[START Source records]

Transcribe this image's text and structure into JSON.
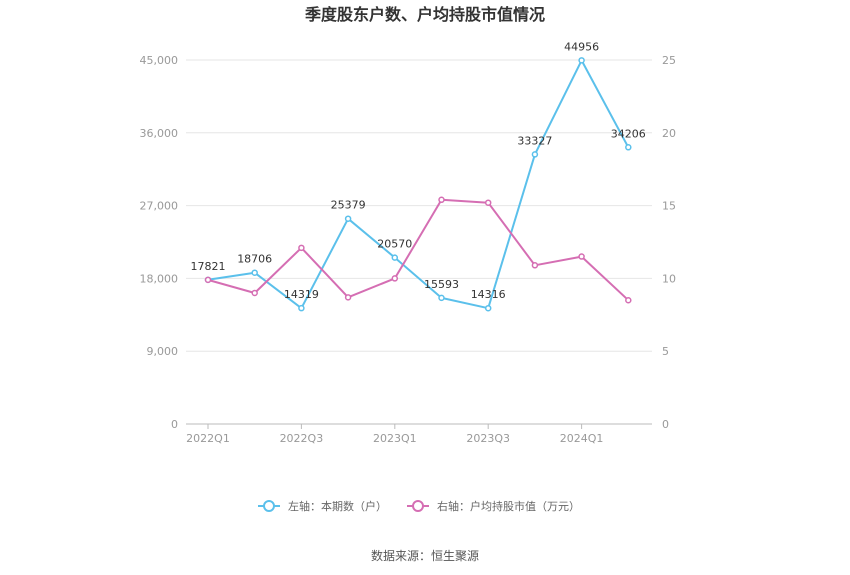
{
  "chart_data": {
    "type": "line",
    "title": "季度股东户数、户均持股市值情况",
    "categories": [
      "2022Q1",
      "2022Q2",
      "2022Q3",
      "2022Q4",
      "2023Q1",
      "2023Q2",
      "2023Q3",
      "2023Q4",
      "2024Q1",
      "2024Q2"
    ],
    "x_tick_labels": [
      "2022Q1",
      "2022Q3",
      "2023Q1",
      "2023Q3",
      "2024Q1"
    ],
    "y_left": {
      "min": 0,
      "max": 45000,
      "ticks": [
        0,
        9000,
        18000,
        27000,
        36000,
        45000
      ],
      "tick_labels": [
        "0",
        "9,000",
        "18,000",
        "27,000",
        "36,000",
        "45,000"
      ]
    },
    "y_right": {
      "min": 0,
      "max": 25,
      "ticks": [
        0,
        5,
        10,
        15,
        20,
        25
      ],
      "tick_labels": [
        "0",
        "5",
        "10",
        "15",
        "20",
        "25"
      ]
    },
    "series": [
      {
        "name": "左轴：本期数（户）",
        "axis": "left",
        "color": "#5bc0eb",
        "values": [
          17821,
          18706,
          14319,
          25379,
          20570,
          15593,
          14316,
          33327,
          44956,
          34206
        ],
        "labels": [
          "17821",
          "18706",
          "14319",
          "25379",
          "20570",
          "15593",
          "14316",
          "33327",
          "44956",
          "34206"
        ]
      },
      {
        "name": "右轴：户均持股市值（万元）",
        "axis": "right",
        "color": "#d56eb3",
        "values": [
          9.9,
          9.0,
          12.1,
          8.7,
          10.0,
          15.4,
          15.2,
          10.9,
          11.5,
          8.5
        ]
      }
    ],
    "grid": true,
    "legend_position": "bottom"
  },
  "source": "数据来源：恒生聚源"
}
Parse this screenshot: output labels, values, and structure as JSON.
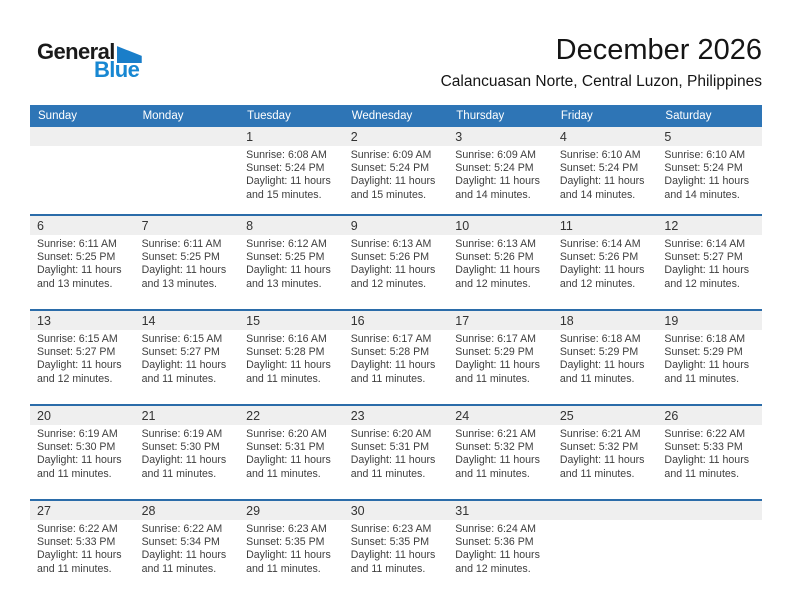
{
  "logo": {
    "general": "General",
    "blue": "Blue"
  },
  "header": {
    "title": "December 2026",
    "subtitle": "Calancuasan Norte, Central Luzon, Philippines"
  },
  "colors": {
    "header_bg": "#2E75B6",
    "header_text": "#FFFFFF",
    "row_line": "#2B6CA9",
    "daynum_strip": "#EFEFEF",
    "logo_blue": "#1787D2",
    "logo_triangle": "#1A7EC9"
  },
  "calendar": {
    "weekday_headers": [
      "Sunday",
      "Monday",
      "Tuesday",
      "Wednesday",
      "Thursday",
      "Friday",
      "Saturday"
    ],
    "labels": {
      "sunrise": "Sunrise:",
      "sunset": "Sunset:"
    },
    "weeks": [
      [
        null,
        null,
        {
          "date": "1",
          "sunrise": "6:08 AM",
          "sunset": "5:24 PM",
          "daylight_line1": "Daylight: 11 hours",
          "daylight_line2": "and 15 minutes."
        },
        {
          "date": "2",
          "sunrise": "6:09 AM",
          "sunset": "5:24 PM",
          "daylight_line1": "Daylight: 11 hours",
          "daylight_line2": "and 15 minutes."
        },
        {
          "date": "3",
          "sunrise": "6:09 AM",
          "sunset": "5:24 PM",
          "daylight_line1": "Daylight: 11 hours",
          "daylight_line2": "and 14 minutes."
        },
        {
          "date": "4",
          "sunrise": "6:10 AM",
          "sunset": "5:24 PM",
          "daylight_line1": "Daylight: 11 hours",
          "daylight_line2": "and 14 minutes."
        },
        {
          "date": "5",
          "sunrise": "6:10 AM",
          "sunset": "5:24 PM",
          "daylight_line1": "Daylight: 11 hours",
          "daylight_line2": "and 14 minutes."
        }
      ],
      [
        {
          "date": "6",
          "sunrise": "6:11 AM",
          "sunset": "5:25 PM",
          "daylight_line1": "Daylight: 11 hours",
          "daylight_line2": "and 13 minutes."
        },
        {
          "date": "7",
          "sunrise": "6:11 AM",
          "sunset": "5:25 PM",
          "daylight_line1": "Daylight: 11 hours",
          "daylight_line2": "and 13 minutes."
        },
        {
          "date": "8",
          "sunrise": "6:12 AM",
          "sunset": "5:25 PM",
          "daylight_line1": "Daylight: 11 hours",
          "daylight_line2": "and 13 minutes."
        },
        {
          "date": "9",
          "sunrise": "6:13 AM",
          "sunset": "5:26 PM",
          "daylight_line1": "Daylight: 11 hours",
          "daylight_line2": "and 12 minutes."
        },
        {
          "date": "10",
          "sunrise": "6:13 AM",
          "sunset": "5:26 PM",
          "daylight_line1": "Daylight: 11 hours",
          "daylight_line2": "and 12 minutes."
        },
        {
          "date": "11",
          "sunrise": "6:14 AM",
          "sunset": "5:26 PM",
          "daylight_line1": "Daylight: 11 hours",
          "daylight_line2": "and 12 minutes."
        },
        {
          "date": "12",
          "sunrise": "6:14 AM",
          "sunset": "5:27 PM",
          "daylight_line1": "Daylight: 11 hours",
          "daylight_line2": "and 12 minutes."
        }
      ],
      [
        {
          "date": "13",
          "sunrise": "6:15 AM",
          "sunset": "5:27 PM",
          "daylight_line1": "Daylight: 11 hours",
          "daylight_line2": "and 12 minutes."
        },
        {
          "date": "14",
          "sunrise": "6:15 AM",
          "sunset": "5:27 PM",
          "daylight_line1": "Daylight: 11 hours",
          "daylight_line2": "and 11 minutes."
        },
        {
          "date": "15",
          "sunrise": "6:16 AM",
          "sunset": "5:28 PM",
          "daylight_line1": "Daylight: 11 hours",
          "daylight_line2": "and 11 minutes."
        },
        {
          "date": "16",
          "sunrise": "6:17 AM",
          "sunset": "5:28 PM",
          "daylight_line1": "Daylight: 11 hours",
          "daylight_line2": "and 11 minutes."
        },
        {
          "date": "17",
          "sunrise": "6:17 AM",
          "sunset": "5:29 PM",
          "daylight_line1": "Daylight: 11 hours",
          "daylight_line2": "and 11 minutes."
        },
        {
          "date": "18",
          "sunrise": "6:18 AM",
          "sunset": "5:29 PM",
          "daylight_line1": "Daylight: 11 hours",
          "daylight_line2": "and 11 minutes."
        },
        {
          "date": "19",
          "sunrise": "6:18 AM",
          "sunset": "5:29 PM",
          "daylight_line1": "Daylight: 11 hours",
          "daylight_line2": "and 11 minutes."
        }
      ],
      [
        {
          "date": "20",
          "sunrise": "6:19 AM",
          "sunset": "5:30 PM",
          "daylight_line1": "Daylight: 11 hours",
          "daylight_line2": "and 11 minutes."
        },
        {
          "date": "21",
          "sunrise": "6:19 AM",
          "sunset": "5:30 PM",
          "daylight_line1": "Daylight: 11 hours",
          "daylight_line2": "and 11 minutes."
        },
        {
          "date": "22",
          "sunrise": "6:20 AM",
          "sunset": "5:31 PM",
          "daylight_line1": "Daylight: 11 hours",
          "daylight_line2": "and 11 minutes."
        },
        {
          "date": "23",
          "sunrise": "6:20 AM",
          "sunset": "5:31 PM",
          "daylight_line1": "Daylight: 11 hours",
          "daylight_line2": "and 11 minutes."
        },
        {
          "date": "24",
          "sunrise": "6:21 AM",
          "sunset": "5:32 PM",
          "daylight_line1": "Daylight: 11 hours",
          "daylight_line2": "and 11 minutes."
        },
        {
          "date": "25",
          "sunrise": "6:21 AM",
          "sunset": "5:32 PM",
          "daylight_line1": "Daylight: 11 hours",
          "daylight_line2": "and 11 minutes."
        },
        {
          "date": "26",
          "sunrise": "6:22 AM",
          "sunset": "5:33 PM",
          "daylight_line1": "Daylight: 11 hours",
          "daylight_line2": "and 11 minutes."
        }
      ],
      [
        {
          "date": "27",
          "sunrise": "6:22 AM",
          "sunset": "5:33 PM",
          "daylight_line1": "Daylight: 11 hours",
          "daylight_line2": "and 11 minutes."
        },
        {
          "date": "28",
          "sunrise": "6:22 AM",
          "sunset": "5:34 PM",
          "daylight_line1": "Daylight: 11 hours",
          "daylight_line2": "and 11 minutes."
        },
        {
          "date": "29",
          "sunrise": "6:23 AM",
          "sunset": "5:35 PM",
          "daylight_line1": "Daylight: 11 hours",
          "daylight_line2": "and 11 minutes."
        },
        {
          "date": "30",
          "sunrise": "6:23 AM",
          "sunset": "5:35 PM",
          "daylight_line1": "Daylight: 11 hours",
          "daylight_line2": "and 11 minutes."
        },
        {
          "date": "31",
          "sunrise": "6:24 AM",
          "sunset": "5:36 PM",
          "daylight_line1": "Daylight: 11 hours",
          "daylight_line2": "and 12 minutes."
        },
        null,
        null
      ]
    ]
  }
}
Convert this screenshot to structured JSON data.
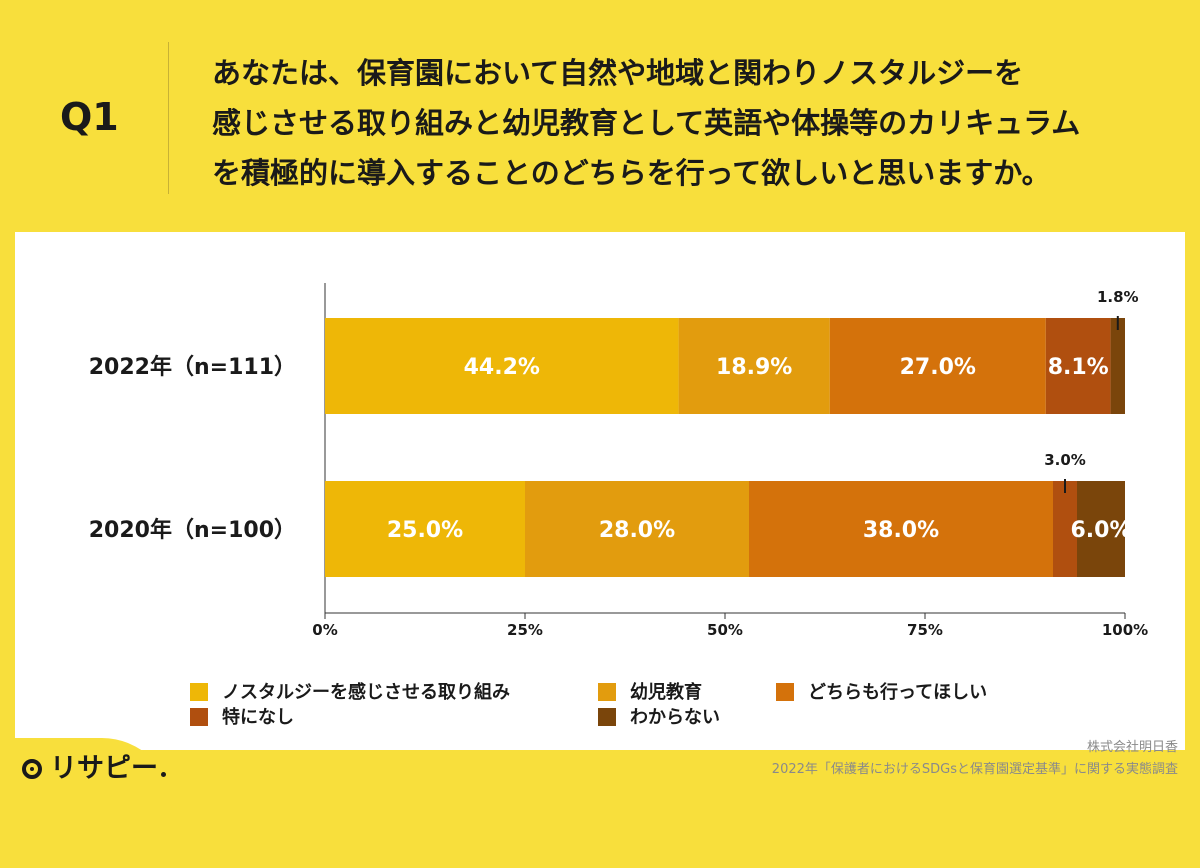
{
  "header": {
    "q_label": "Q1",
    "lines": [
      "あなたは、保育園において自然や地域と関わりノスタルジーを",
      "感じさせる取り組みと幼児教育として英語や体操等のカリキュラム",
      "を積極的に導入することのどちらを行って欲しいと思いますか。"
    ]
  },
  "chart_data": {
    "type": "bar",
    "orientation": "horizontal",
    "stacked": true,
    "categories": [
      "2022年（n=111）",
      "2020年（n=100）"
    ],
    "series": [
      {
        "name": "ノスタルジーを感じさせる取り組み",
        "color": "#eeb707",
        "values": [
          44.2,
          25.0
        ],
        "labels": [
          "44.2%",
          "25.0%"
        ]
      },
      {
        "name": "幼児教育",
        "color": "#e29c0e",
        "values": [
          18.9,
          28.0
        ],
        "labels": [
          "18.9%",
          "28.0%"
        ]
      },
      {
        "name": "どちらも行ってほしい",
        "color": "#d4720b",
        "values": [
          27.0,
          38.0
        ],
        "labels": [
          "27.0%",
          "38.0%"
        ]
      },
      {
        "name": "特になし",
        "color": "#b04f0f",
        "values": [
          8.1,
          3.0
        ],
        "labels": [
          "8.1%",
          "3.0%"
        ]
      },
      {
        "name": "わからない",
        "color": "#7a450b",
        "values": [
          1.8,
          6.0
        ],
        "labels": [
          "1.8%",
          "6.0%"
        ]
      }
    ],
    "xlim": [
      0,
      100
    ],
    "xticks": [
      "0%",
      "25%",
      "50%",
      "75%",
      "100%"
    ],
    "grid": false,
    "legend_position": "bottom"
  },
  "legend_rows": [
    [
      "ノスタルジーを感じさせる取り組み",
      "幼児教育",
      "どちらも行ってほしい"
    ],
    [
      "特になし",
      "わからない"
    ]
  ],
  "credit": {
    "company": "株式会社明日香",
    "survey": "2022年「保護者におけるSDGsと保育園選定基準」に関する実態調査"
  },
  "logo": {
    "text": "リサピー"
  }
}
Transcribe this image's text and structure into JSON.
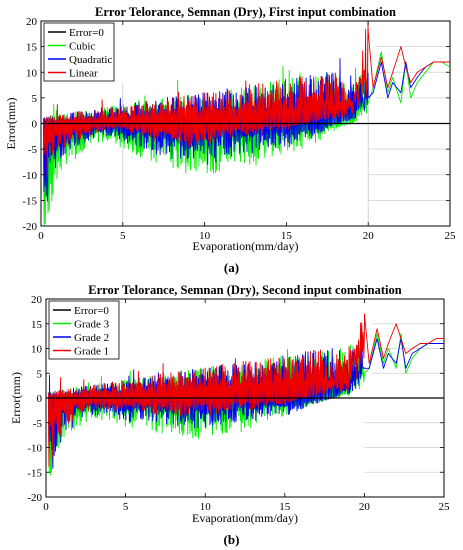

[END Source records]

▸ Aim:
In the material above, find the lines that contain "ノスタルジーを感じさせる取り組み" and show them.

▸ Finished task:
        "name": "ノスタルジーを感じさせる取り組み",
      "ノスタルジーを感じさせる取り組み",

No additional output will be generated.